**Stated problem**
Take the line that contains "Read this page and output its text content." and each line after it in the material below, and transcribe them exactly, stopping at the end.

-- Start Data provided --

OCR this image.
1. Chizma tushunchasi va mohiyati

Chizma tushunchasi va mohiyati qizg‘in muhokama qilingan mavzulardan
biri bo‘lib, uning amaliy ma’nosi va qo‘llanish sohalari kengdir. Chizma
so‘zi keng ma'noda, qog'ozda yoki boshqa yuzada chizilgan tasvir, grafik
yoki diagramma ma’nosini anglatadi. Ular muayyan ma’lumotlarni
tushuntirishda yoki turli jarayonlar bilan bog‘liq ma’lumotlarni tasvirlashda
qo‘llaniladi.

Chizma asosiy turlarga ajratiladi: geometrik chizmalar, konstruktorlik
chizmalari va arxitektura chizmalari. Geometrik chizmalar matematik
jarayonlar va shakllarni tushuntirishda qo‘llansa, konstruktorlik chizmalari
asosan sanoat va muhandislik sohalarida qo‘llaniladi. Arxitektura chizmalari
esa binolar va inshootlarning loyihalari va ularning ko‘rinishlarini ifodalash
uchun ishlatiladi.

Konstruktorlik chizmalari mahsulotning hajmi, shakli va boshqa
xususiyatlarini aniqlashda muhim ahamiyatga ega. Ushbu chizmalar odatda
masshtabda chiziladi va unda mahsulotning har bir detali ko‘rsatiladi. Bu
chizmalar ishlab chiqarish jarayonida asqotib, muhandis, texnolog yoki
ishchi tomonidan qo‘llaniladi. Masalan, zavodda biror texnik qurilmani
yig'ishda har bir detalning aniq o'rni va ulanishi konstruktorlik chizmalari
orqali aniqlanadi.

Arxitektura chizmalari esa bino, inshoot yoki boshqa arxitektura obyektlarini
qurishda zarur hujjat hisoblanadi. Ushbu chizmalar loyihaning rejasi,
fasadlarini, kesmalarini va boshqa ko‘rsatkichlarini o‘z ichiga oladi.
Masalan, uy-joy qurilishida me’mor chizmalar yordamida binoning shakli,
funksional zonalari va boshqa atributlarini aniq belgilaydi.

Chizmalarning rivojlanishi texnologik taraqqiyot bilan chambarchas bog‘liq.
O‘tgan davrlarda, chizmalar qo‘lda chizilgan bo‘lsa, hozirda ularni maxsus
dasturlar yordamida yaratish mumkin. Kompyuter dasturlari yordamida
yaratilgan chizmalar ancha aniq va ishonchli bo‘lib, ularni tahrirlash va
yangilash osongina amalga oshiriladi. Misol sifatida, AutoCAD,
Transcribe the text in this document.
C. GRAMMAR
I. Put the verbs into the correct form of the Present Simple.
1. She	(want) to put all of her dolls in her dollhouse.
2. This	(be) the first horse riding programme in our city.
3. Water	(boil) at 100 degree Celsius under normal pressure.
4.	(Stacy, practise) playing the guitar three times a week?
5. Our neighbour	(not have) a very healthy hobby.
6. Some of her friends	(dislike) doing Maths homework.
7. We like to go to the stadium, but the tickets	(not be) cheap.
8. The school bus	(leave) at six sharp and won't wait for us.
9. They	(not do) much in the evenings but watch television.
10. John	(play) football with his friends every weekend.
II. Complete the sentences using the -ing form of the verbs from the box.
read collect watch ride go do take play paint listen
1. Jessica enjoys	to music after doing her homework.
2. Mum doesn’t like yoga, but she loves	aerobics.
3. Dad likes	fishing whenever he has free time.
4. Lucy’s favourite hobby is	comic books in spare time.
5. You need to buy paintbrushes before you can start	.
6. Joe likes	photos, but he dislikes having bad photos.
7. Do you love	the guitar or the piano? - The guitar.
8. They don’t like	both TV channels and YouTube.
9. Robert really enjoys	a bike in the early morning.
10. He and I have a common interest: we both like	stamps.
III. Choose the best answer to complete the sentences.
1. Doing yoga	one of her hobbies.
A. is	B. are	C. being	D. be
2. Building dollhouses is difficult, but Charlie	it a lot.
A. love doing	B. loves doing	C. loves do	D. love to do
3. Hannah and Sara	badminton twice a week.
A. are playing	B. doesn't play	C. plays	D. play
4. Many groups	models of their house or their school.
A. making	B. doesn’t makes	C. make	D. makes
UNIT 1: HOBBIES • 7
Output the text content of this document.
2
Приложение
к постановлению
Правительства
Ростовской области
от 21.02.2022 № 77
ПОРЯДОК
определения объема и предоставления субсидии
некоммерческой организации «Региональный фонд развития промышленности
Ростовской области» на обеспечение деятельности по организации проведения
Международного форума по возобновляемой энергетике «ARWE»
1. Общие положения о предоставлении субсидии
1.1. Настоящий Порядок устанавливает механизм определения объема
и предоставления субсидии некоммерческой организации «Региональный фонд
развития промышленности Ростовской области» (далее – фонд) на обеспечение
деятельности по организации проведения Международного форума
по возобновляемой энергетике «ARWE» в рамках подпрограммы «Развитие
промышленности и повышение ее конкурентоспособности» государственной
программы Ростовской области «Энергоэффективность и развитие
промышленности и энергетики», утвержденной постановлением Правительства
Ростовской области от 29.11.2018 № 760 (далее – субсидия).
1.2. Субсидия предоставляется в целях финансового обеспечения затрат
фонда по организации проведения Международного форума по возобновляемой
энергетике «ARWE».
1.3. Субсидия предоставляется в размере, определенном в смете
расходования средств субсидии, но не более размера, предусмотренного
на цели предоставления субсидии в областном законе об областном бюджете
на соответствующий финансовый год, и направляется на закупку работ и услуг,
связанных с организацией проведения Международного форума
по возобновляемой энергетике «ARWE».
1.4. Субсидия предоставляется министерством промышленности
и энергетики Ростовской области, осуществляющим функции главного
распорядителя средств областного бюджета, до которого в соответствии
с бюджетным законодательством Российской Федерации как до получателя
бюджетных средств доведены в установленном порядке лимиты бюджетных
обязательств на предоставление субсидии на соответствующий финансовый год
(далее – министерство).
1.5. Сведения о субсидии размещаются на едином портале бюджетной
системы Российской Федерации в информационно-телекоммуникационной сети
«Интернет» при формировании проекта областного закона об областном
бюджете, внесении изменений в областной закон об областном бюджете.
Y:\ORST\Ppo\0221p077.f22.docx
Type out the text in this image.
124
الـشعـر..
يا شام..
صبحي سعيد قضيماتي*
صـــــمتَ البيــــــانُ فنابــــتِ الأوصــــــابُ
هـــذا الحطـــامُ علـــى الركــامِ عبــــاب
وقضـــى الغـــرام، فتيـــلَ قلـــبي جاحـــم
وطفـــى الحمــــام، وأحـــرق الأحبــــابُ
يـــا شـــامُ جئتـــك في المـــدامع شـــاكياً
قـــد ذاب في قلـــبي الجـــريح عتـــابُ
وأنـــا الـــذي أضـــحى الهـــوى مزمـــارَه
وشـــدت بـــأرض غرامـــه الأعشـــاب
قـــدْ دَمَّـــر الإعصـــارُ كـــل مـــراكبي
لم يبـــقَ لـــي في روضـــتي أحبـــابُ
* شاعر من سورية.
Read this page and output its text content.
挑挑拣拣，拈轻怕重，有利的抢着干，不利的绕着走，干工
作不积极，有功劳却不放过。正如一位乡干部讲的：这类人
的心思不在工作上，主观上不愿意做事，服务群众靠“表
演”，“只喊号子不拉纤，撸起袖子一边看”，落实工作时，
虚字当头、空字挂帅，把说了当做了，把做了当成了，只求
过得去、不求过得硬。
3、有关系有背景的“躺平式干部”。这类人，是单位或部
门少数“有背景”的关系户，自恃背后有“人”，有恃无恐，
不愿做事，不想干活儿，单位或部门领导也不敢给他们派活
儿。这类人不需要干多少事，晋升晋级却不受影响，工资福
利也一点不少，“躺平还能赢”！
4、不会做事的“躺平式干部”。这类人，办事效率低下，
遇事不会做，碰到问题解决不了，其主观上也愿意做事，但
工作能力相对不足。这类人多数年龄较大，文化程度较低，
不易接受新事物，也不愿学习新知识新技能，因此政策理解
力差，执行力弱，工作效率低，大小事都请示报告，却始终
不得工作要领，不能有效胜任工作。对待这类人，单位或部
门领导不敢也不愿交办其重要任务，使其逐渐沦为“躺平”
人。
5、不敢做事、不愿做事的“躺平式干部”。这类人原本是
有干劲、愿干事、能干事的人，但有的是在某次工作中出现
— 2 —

-- End Data provided --

**Exercise response**
Read this page and output its text content.
挑挑拣拣，拈轻怕重，有利的抢着干，不利的绕着走，干工
作不积极，有功劳却不放过。正如一位乡干部讲的：这类人
的心思不在工作上，主观上不愿意做事，服务群众靠“表
演”，“只喊号子不拉纤，撸起袖子一边看”，落实工作时，
虚字当头、空字挂帅，把说了当做了，把做了当成了，只求
过得去、不求过得硬。
3、有关系有背景的“躺平式干部”。这类人，是单位或部
门少数“有背景”的关系户，自恃背后有“人”，有恃无恐，
不愿做事，不想干活儿，单位或部门领导也不敢给他们派活
儿。这类人不需要干多少事，晋升晋级却不受影响，工资福
利也一点不少，“躺平还能赢”！
4、不会做事的“躺平式干部”。这类人，办事效率低下，
遇事不会做，碰到问题解决不了，其主观上也愿意做事，但
工作能力相对不足。这类人多数年龄较大，文化程度较低，
不易接受新事物，也不愿学习新知识新技能，因此政策理解
力差，执行力弱，工作效率低，大小事都请示报告，却始终
不得工作要领，不能有效胜任工作。对待这类人，单位或部
门领导不敢也不愿交办其重要任务，使其逐渐沦为“躺平”
人。
5、不敢做事、不愿做事的“躺平式干部”。这类人原本是
有干劲、愿干事、能干事的人，但有的是在某次工作中出现
— 2 —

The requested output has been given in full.